### WORK REQUIRED
Each line in the entries below that holds the string "Property" is to be listed.
· · ·
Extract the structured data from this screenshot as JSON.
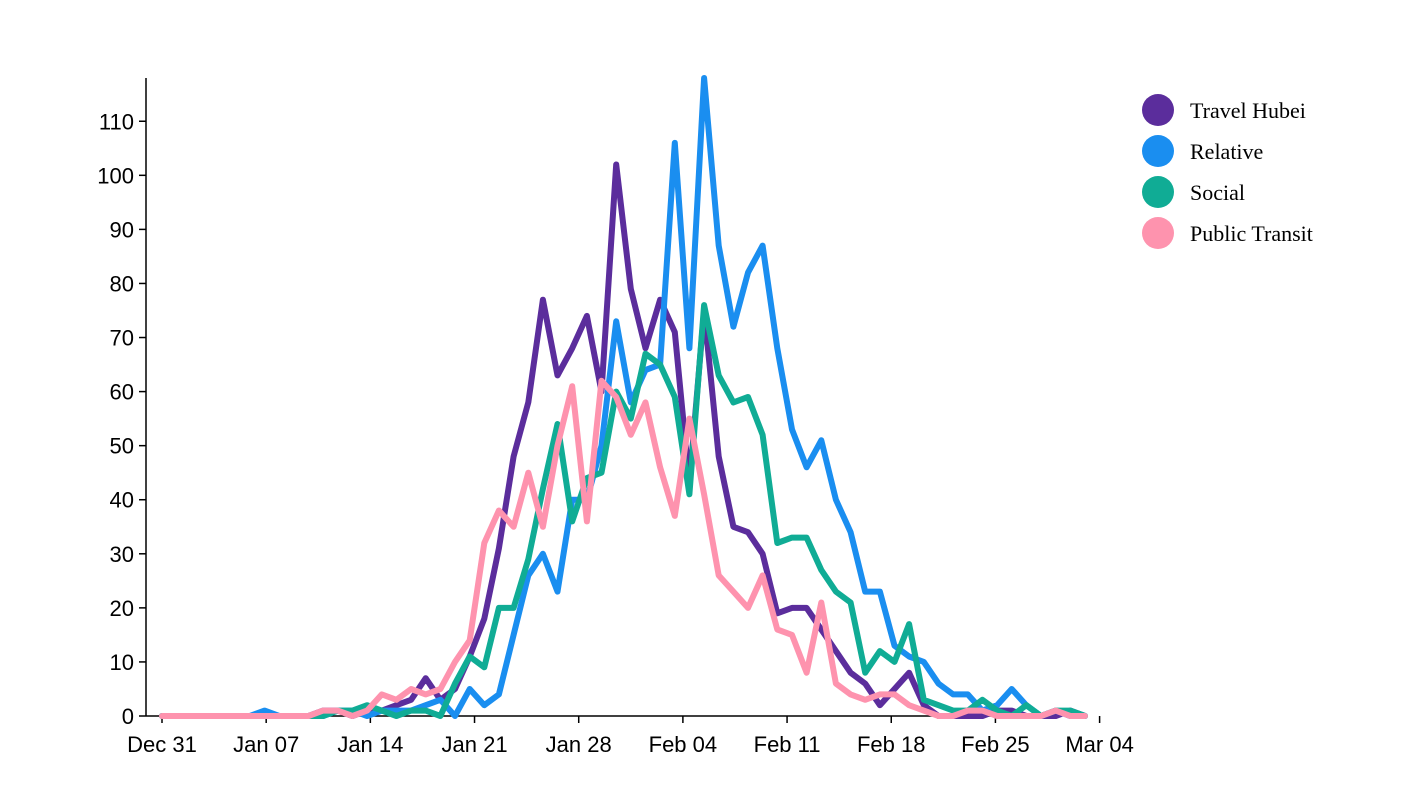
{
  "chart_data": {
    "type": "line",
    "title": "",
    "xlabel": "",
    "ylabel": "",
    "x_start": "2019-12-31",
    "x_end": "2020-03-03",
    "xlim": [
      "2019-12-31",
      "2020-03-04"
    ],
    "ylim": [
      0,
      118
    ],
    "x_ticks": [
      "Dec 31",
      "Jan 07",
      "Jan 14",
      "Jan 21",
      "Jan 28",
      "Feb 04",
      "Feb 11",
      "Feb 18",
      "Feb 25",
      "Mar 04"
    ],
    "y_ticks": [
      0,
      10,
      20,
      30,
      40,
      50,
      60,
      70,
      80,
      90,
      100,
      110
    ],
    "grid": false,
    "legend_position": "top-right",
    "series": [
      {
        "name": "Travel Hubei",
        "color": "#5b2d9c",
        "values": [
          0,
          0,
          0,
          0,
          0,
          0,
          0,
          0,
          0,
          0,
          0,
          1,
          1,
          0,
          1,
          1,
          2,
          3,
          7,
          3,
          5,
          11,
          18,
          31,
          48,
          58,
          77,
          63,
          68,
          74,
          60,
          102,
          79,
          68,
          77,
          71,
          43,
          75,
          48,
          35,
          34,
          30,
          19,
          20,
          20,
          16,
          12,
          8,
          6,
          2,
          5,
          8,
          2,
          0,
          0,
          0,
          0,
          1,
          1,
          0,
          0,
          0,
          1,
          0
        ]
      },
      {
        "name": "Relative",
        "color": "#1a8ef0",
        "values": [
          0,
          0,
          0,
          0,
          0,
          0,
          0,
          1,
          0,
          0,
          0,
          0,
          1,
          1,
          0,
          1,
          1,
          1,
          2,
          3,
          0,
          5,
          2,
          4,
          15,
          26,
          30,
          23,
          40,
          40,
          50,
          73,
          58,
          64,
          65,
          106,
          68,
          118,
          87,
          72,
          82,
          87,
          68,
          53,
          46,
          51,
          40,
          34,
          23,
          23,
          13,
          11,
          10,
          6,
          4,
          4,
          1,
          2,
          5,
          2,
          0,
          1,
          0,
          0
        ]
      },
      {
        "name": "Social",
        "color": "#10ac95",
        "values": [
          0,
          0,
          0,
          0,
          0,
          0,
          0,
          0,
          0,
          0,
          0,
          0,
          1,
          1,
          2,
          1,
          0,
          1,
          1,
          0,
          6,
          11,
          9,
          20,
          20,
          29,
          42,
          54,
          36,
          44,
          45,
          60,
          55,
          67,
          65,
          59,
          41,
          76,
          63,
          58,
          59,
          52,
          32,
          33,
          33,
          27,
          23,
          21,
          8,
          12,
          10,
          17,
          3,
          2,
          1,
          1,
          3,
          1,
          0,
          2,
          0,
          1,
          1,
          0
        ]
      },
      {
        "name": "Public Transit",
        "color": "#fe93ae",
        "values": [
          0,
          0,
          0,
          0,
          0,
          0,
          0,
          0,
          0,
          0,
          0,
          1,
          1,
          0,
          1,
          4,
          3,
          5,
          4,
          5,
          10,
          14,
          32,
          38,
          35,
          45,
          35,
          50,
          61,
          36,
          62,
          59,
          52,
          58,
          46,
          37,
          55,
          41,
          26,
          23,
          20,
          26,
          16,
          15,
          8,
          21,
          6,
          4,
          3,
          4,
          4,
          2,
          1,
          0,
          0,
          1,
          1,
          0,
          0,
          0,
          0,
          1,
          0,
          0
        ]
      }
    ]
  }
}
· · ·
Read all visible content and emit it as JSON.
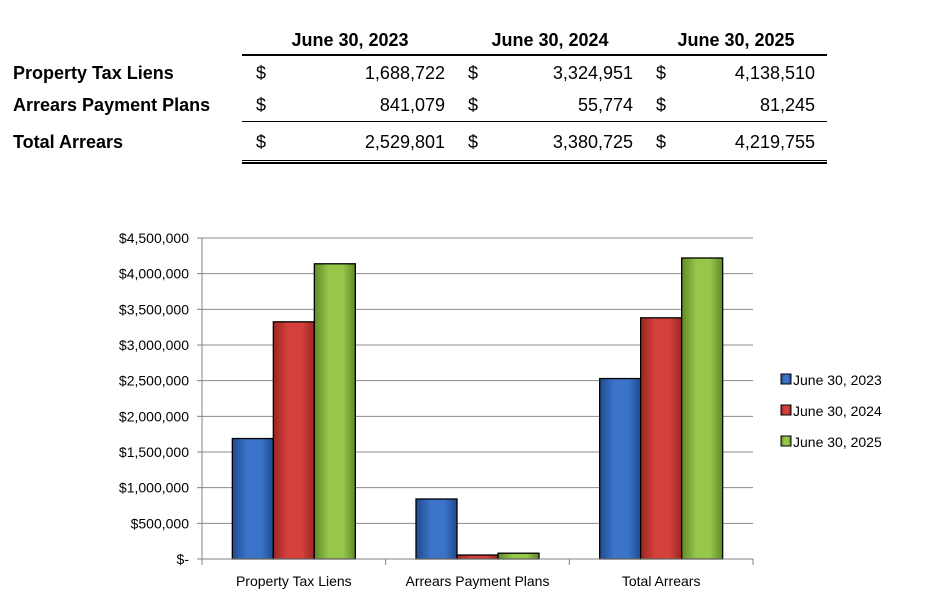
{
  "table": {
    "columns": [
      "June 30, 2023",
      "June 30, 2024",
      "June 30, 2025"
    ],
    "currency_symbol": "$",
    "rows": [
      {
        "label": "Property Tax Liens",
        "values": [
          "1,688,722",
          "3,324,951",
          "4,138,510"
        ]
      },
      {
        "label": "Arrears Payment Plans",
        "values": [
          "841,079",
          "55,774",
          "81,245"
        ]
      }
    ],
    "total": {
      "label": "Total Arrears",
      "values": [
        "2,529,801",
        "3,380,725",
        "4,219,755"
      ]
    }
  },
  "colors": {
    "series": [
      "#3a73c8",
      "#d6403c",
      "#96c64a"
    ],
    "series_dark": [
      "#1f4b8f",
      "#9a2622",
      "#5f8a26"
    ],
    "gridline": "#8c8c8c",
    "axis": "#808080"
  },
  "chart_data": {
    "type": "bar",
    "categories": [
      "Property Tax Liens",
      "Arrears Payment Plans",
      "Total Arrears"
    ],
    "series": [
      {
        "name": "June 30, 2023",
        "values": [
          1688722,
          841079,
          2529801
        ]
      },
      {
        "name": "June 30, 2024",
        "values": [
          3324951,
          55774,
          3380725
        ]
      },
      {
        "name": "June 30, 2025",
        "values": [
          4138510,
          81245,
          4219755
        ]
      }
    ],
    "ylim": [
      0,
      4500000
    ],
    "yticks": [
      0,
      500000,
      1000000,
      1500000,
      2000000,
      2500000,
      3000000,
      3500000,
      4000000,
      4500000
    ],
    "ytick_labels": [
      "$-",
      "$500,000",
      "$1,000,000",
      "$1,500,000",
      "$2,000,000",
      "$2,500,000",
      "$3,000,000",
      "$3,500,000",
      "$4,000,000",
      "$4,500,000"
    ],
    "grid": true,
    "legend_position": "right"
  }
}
· · ·
### SOLUTION TO THIS PROBLEM
        "label": "Property Tax Liens",
      "Property Tax Liens",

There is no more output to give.